* BEGIN Records to process *
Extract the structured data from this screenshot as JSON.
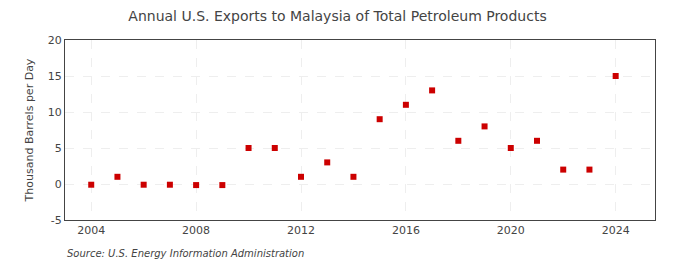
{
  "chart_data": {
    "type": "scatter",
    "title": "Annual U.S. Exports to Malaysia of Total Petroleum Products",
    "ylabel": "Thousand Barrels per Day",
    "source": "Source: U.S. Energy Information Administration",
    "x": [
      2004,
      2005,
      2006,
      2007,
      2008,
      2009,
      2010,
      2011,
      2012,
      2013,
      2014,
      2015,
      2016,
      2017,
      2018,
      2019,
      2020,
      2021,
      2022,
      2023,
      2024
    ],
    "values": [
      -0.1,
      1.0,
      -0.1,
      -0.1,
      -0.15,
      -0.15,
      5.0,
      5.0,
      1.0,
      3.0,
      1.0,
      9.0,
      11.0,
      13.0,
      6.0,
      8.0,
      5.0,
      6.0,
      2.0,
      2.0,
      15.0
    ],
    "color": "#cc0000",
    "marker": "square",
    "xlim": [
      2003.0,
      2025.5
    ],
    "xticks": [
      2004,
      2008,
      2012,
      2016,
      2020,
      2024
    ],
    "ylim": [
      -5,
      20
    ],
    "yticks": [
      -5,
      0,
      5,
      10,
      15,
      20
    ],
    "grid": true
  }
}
* END Records to process *
* BEGIN Records to process *
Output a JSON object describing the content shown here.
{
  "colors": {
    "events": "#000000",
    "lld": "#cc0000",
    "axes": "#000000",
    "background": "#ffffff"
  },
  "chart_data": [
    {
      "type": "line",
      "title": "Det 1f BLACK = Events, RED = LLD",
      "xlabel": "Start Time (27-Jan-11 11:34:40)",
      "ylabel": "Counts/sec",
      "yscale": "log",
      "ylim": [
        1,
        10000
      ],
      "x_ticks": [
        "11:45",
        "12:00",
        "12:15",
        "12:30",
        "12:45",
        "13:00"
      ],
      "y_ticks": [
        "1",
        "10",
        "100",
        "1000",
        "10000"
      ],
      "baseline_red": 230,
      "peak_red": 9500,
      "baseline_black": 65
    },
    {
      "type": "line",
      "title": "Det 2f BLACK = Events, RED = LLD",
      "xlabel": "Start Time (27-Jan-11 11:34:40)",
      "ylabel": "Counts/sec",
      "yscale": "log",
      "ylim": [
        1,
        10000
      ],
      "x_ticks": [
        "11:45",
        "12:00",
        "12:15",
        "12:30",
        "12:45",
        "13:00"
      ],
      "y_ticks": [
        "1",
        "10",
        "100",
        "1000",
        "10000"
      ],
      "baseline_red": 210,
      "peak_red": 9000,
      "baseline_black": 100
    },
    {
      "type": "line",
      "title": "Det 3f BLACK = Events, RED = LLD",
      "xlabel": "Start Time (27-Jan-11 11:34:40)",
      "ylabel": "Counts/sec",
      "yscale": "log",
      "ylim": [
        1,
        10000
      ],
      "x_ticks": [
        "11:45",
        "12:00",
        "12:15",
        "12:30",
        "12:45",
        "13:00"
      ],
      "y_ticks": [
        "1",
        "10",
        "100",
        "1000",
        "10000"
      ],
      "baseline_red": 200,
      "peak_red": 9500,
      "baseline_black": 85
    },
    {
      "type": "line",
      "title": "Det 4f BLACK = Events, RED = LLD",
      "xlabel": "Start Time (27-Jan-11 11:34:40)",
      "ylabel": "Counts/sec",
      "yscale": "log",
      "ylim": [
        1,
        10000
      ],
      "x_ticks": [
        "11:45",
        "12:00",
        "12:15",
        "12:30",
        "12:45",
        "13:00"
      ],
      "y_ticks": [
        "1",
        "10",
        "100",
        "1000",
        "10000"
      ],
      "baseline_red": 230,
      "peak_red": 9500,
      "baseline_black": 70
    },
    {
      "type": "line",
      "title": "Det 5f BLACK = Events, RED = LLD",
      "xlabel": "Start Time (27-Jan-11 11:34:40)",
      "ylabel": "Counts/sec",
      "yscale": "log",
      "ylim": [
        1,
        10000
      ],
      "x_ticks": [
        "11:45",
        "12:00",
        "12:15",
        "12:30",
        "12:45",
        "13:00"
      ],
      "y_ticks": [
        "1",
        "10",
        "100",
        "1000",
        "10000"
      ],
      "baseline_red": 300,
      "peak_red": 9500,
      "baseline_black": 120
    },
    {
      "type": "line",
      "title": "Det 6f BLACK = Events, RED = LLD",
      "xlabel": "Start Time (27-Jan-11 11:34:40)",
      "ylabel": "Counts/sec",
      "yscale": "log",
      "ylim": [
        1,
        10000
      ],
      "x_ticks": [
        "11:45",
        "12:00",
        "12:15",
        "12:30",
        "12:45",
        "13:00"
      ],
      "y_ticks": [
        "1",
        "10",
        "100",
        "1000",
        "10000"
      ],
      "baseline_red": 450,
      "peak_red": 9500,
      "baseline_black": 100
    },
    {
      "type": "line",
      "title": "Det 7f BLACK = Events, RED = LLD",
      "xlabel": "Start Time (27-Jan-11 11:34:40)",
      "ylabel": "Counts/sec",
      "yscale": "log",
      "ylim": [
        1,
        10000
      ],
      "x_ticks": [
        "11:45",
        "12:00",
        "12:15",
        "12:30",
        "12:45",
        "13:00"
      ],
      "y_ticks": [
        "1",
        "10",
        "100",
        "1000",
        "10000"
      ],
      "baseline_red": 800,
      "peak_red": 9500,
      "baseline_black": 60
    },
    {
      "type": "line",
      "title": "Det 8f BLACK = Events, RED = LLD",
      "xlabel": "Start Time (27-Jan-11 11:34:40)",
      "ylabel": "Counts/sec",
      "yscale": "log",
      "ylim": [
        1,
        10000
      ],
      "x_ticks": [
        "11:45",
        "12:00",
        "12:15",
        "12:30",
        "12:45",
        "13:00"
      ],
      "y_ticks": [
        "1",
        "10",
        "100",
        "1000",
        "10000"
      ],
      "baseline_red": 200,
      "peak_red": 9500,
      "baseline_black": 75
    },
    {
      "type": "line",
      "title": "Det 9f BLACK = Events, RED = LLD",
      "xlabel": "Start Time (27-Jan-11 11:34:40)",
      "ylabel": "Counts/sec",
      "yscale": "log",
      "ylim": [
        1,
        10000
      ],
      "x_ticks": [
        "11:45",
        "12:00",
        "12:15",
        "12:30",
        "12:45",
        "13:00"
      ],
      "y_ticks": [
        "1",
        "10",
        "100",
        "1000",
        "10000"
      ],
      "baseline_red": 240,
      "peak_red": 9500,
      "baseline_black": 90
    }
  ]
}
* END Records to process *
* BEGIN Records to process *
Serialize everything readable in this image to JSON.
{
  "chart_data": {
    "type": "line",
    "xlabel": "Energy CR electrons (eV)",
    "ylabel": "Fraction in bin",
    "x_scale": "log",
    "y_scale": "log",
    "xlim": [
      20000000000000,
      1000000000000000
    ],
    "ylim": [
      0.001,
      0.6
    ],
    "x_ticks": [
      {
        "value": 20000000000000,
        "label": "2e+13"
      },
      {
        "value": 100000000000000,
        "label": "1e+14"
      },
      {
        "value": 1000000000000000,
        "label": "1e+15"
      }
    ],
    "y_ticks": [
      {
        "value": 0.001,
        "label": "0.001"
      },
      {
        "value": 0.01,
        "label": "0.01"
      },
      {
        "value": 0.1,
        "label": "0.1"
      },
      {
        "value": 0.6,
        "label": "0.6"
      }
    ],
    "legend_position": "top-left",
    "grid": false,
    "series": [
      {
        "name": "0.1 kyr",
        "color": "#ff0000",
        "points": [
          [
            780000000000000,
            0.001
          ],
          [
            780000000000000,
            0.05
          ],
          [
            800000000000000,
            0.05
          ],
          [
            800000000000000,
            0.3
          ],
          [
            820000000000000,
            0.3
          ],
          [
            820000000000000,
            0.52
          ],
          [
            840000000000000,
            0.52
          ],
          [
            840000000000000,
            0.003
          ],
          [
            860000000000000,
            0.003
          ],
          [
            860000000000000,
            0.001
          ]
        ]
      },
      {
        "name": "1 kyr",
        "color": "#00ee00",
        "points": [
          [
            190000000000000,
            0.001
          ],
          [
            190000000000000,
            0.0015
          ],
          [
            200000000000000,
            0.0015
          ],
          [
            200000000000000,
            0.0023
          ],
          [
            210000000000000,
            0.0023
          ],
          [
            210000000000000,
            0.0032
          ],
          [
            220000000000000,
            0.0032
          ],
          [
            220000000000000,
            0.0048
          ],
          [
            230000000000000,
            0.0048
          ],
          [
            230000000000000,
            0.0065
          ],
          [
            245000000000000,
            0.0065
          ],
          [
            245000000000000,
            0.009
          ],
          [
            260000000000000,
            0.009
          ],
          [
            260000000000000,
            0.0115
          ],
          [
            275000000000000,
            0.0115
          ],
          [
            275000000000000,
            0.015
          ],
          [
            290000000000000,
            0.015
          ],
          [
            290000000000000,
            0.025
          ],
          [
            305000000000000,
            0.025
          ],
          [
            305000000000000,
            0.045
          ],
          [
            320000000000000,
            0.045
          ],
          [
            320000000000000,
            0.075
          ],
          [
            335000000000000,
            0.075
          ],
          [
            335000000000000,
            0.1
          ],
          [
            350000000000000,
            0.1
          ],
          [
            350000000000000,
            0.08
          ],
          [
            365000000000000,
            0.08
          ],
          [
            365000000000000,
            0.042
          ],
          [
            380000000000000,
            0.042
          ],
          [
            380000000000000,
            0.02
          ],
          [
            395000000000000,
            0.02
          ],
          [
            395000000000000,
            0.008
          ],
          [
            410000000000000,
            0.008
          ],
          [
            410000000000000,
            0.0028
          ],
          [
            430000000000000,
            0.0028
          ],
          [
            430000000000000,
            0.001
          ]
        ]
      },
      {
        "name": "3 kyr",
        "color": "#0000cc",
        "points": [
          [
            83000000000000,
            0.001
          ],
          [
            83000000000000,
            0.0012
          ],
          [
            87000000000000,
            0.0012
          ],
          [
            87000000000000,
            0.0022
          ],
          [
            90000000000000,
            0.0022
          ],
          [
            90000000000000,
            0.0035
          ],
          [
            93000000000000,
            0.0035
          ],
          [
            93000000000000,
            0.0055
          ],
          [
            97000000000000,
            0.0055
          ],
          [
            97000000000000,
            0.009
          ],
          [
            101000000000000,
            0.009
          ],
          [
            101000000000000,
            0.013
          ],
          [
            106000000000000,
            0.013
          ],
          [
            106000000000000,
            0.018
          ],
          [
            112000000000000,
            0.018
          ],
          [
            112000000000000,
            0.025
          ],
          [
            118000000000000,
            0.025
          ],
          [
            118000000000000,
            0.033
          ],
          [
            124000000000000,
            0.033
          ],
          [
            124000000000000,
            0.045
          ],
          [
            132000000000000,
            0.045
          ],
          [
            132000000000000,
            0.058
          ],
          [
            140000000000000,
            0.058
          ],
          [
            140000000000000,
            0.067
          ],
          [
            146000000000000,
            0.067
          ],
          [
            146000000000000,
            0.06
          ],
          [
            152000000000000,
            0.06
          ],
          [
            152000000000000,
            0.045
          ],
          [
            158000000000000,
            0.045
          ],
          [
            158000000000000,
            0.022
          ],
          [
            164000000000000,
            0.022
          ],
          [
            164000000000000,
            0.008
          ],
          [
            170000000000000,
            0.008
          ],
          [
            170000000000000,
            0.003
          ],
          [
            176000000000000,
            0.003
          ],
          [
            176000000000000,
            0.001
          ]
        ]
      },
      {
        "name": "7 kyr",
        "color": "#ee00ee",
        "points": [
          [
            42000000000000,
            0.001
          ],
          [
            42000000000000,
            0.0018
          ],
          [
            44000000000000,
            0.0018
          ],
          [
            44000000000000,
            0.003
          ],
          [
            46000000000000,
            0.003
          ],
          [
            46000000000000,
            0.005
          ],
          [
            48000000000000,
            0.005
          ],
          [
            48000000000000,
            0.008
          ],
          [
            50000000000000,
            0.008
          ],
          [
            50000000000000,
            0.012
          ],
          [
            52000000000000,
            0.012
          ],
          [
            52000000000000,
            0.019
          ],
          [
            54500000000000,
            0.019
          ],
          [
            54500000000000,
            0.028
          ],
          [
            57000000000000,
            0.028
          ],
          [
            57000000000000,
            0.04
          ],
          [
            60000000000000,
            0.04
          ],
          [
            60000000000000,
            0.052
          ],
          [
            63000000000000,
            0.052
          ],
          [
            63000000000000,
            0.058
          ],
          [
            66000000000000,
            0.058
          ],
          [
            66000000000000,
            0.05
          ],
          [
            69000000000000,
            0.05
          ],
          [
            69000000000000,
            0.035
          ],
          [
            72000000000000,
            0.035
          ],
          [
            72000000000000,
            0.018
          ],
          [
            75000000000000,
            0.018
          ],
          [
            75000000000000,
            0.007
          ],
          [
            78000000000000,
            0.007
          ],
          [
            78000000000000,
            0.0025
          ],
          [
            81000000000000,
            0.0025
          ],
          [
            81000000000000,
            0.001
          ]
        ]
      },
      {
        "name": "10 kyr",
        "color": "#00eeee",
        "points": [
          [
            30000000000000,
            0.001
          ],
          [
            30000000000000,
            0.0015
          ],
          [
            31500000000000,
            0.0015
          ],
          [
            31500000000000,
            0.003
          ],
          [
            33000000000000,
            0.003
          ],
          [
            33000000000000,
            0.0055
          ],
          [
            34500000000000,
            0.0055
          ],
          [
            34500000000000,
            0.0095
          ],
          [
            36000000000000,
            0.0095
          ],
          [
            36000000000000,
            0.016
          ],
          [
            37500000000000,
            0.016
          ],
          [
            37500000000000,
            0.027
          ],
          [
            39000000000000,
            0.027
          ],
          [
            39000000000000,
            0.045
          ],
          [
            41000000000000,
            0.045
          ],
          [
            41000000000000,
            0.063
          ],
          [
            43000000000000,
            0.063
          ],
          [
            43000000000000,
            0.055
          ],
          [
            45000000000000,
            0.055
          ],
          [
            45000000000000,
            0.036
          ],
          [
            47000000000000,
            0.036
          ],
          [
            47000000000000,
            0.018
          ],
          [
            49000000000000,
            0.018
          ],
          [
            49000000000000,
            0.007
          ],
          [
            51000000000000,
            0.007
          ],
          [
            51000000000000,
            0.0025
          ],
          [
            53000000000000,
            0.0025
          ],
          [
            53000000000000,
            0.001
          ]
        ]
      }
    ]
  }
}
* END Records to process *
▶ **Short problem**
Go through the listing above and report how many of its lines contain the word "name", with only the number as output.

▶ **Exercise output**
5